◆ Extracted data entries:
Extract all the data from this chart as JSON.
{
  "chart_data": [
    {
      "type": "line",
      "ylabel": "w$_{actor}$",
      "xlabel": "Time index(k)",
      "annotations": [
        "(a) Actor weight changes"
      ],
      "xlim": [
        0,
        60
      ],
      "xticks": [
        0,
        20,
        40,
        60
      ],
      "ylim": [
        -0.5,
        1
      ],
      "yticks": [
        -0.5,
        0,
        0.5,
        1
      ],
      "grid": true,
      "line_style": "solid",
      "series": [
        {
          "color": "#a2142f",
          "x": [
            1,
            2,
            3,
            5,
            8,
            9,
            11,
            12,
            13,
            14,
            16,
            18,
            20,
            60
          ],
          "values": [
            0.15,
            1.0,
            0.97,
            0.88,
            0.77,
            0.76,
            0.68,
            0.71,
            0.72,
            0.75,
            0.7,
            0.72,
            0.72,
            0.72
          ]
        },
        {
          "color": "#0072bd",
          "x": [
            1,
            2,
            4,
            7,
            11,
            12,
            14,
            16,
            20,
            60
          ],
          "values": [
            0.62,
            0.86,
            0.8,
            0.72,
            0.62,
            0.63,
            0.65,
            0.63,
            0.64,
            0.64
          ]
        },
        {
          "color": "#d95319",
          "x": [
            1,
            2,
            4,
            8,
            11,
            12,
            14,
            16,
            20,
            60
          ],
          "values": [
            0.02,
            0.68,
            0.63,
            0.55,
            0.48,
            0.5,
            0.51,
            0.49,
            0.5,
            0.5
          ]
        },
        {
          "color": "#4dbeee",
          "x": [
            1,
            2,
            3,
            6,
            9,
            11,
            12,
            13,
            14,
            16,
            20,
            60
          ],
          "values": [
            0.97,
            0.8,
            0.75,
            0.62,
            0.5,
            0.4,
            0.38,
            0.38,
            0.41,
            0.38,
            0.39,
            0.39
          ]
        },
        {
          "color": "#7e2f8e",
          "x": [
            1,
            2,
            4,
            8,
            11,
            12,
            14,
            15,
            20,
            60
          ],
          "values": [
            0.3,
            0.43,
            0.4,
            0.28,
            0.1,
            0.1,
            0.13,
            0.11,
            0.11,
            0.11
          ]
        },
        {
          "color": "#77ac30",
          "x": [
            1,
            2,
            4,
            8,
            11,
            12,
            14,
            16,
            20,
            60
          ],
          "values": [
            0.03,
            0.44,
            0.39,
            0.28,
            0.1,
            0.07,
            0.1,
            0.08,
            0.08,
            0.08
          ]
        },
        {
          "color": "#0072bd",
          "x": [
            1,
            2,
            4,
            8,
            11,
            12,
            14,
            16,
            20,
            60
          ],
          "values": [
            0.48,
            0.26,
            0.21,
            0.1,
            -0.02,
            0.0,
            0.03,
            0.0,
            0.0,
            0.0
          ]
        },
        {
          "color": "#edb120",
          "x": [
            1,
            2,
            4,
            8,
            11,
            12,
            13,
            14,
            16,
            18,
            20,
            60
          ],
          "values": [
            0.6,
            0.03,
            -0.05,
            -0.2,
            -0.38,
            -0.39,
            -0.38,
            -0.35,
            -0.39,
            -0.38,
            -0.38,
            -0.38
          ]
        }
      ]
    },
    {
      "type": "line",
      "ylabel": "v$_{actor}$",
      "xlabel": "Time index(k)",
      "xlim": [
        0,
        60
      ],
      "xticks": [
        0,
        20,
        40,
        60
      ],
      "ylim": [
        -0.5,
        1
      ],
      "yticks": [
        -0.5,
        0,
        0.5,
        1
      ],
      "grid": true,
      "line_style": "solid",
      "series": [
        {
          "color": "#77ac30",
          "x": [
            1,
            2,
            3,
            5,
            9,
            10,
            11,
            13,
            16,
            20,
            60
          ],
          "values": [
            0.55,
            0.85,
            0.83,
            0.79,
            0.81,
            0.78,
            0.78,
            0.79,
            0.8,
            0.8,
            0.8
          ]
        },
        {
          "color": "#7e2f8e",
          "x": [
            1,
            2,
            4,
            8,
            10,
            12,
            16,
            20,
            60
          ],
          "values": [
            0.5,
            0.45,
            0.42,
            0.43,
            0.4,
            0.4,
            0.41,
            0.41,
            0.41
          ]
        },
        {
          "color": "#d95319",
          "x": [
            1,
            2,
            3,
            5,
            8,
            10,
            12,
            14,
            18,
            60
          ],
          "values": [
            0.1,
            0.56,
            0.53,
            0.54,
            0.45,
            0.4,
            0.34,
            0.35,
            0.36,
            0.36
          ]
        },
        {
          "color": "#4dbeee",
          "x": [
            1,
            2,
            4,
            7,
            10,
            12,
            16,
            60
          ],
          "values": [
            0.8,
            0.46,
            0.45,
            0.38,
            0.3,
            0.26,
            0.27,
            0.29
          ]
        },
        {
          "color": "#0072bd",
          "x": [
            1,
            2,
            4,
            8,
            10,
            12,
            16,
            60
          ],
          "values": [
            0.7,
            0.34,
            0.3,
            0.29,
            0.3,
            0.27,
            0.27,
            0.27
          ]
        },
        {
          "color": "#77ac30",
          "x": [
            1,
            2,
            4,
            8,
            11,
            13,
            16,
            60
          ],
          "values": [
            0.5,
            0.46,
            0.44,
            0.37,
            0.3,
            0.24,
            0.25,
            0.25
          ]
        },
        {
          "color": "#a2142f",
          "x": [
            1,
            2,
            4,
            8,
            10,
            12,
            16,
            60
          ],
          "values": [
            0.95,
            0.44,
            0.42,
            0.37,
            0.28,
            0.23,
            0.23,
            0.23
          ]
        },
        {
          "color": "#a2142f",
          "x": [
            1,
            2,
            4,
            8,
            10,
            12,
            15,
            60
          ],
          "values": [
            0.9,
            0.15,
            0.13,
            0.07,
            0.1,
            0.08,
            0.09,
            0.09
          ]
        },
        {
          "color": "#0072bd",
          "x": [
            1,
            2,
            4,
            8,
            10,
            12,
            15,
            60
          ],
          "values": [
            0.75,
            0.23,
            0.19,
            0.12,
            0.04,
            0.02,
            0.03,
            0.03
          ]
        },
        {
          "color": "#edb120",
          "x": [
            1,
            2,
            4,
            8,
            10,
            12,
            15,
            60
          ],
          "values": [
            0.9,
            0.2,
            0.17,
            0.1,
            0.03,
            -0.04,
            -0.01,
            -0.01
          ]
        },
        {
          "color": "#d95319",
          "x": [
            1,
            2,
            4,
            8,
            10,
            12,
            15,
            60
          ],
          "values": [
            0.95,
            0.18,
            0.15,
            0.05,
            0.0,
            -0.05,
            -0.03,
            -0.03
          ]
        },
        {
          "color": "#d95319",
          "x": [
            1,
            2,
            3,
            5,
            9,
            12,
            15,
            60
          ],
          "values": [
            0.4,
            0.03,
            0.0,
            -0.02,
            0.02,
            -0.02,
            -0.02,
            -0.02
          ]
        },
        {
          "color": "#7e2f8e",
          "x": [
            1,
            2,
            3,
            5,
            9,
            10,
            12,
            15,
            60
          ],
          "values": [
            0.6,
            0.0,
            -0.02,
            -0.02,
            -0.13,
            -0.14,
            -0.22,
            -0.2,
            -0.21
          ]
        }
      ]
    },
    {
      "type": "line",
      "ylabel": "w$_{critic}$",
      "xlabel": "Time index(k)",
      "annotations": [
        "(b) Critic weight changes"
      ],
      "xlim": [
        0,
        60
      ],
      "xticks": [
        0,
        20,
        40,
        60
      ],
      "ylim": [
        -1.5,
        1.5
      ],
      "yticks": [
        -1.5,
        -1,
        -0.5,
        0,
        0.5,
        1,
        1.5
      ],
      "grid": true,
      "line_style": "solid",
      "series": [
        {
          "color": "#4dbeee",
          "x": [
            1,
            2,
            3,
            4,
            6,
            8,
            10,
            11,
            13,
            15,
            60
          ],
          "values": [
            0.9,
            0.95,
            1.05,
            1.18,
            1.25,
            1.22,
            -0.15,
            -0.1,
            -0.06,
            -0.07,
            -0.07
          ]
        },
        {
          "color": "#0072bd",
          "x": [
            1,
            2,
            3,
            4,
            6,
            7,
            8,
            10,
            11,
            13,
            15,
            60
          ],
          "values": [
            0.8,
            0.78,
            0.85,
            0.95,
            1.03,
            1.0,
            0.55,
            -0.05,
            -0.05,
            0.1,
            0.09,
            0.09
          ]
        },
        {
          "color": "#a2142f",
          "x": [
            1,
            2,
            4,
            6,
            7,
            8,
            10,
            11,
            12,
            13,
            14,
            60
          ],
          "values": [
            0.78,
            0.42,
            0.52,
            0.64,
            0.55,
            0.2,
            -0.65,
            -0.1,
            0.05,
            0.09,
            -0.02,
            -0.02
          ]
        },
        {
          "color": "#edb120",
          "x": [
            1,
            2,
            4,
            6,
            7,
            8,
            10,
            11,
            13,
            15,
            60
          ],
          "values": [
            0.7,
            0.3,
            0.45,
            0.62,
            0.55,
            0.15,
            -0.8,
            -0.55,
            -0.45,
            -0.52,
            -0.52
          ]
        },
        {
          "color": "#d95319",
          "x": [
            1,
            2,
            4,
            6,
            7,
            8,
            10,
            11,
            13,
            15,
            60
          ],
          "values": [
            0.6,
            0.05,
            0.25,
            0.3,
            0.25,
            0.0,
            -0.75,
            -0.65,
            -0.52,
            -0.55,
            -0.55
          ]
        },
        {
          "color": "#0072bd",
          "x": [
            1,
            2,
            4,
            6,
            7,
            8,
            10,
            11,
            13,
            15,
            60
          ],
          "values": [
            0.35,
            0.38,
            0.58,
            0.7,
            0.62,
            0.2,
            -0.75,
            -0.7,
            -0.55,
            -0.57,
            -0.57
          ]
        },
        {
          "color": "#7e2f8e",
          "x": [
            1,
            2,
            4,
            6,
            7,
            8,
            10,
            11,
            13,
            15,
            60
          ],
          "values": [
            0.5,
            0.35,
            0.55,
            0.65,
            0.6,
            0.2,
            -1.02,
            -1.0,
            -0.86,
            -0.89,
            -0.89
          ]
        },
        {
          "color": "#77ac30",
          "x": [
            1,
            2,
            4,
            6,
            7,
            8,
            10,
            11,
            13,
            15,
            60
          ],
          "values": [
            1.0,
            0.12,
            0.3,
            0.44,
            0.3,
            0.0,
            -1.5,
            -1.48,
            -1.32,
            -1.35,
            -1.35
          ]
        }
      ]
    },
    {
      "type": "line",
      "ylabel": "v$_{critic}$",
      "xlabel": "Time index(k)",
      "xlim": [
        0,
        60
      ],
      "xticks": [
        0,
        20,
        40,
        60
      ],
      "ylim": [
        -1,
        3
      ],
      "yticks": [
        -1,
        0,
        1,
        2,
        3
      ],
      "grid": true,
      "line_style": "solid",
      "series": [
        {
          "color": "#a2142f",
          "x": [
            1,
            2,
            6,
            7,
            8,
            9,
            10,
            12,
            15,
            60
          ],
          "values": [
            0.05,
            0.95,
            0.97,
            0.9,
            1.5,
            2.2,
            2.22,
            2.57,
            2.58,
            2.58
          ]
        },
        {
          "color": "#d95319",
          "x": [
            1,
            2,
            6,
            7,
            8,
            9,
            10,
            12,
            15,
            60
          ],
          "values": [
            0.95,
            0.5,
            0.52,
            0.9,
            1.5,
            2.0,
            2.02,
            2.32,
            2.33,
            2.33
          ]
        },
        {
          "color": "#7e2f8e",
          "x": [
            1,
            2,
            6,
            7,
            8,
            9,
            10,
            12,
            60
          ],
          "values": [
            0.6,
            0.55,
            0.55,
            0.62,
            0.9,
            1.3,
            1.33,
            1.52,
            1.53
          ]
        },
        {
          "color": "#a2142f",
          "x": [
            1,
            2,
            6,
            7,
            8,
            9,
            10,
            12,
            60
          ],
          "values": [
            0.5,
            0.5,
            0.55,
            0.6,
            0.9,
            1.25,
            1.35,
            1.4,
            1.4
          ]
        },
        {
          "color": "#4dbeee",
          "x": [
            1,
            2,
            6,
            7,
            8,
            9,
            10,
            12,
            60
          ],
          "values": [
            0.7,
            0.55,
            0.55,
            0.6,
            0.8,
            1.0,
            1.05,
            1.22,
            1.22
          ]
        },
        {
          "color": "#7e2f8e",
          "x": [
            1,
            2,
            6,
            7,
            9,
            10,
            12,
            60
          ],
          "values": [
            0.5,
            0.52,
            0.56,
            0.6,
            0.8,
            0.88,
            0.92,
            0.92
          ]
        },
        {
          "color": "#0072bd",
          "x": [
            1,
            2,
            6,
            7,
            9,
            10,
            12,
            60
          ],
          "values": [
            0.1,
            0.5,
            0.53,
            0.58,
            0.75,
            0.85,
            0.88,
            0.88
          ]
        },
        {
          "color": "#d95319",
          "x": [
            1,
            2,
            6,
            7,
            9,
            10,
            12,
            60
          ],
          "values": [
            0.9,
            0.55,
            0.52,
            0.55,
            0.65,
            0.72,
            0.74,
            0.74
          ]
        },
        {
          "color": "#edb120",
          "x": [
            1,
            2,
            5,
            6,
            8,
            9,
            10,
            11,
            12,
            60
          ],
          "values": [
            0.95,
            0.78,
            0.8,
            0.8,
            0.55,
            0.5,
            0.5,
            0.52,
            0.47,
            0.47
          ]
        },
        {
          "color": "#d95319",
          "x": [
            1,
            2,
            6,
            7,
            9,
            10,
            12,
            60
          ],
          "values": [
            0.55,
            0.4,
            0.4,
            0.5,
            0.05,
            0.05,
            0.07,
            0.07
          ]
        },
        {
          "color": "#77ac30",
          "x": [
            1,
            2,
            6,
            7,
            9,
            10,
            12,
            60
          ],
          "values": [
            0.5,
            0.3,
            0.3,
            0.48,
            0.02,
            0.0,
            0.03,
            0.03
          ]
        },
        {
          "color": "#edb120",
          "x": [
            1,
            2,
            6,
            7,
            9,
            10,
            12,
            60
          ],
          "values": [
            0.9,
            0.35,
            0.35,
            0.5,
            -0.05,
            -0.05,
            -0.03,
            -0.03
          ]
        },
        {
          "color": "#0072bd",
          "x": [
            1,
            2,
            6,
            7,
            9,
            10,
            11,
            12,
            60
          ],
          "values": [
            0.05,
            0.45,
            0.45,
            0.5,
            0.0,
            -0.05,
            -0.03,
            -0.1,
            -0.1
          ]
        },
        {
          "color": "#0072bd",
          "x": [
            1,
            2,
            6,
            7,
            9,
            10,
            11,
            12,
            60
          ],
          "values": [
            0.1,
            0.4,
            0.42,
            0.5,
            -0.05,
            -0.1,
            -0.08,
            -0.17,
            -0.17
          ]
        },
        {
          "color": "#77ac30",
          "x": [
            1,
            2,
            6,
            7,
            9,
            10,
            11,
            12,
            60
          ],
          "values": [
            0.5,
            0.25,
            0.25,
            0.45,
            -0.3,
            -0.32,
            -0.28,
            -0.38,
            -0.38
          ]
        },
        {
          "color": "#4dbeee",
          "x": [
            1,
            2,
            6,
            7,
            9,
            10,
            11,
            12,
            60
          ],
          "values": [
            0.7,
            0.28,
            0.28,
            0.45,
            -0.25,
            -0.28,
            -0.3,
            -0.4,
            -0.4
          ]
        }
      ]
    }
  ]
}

◆ REQUIREMENT:
Identify each line holding the string "changes", and copy it out.

◆ ANSWER:
        "(a) Actor weight changes"
        "(b) Critic weight changes"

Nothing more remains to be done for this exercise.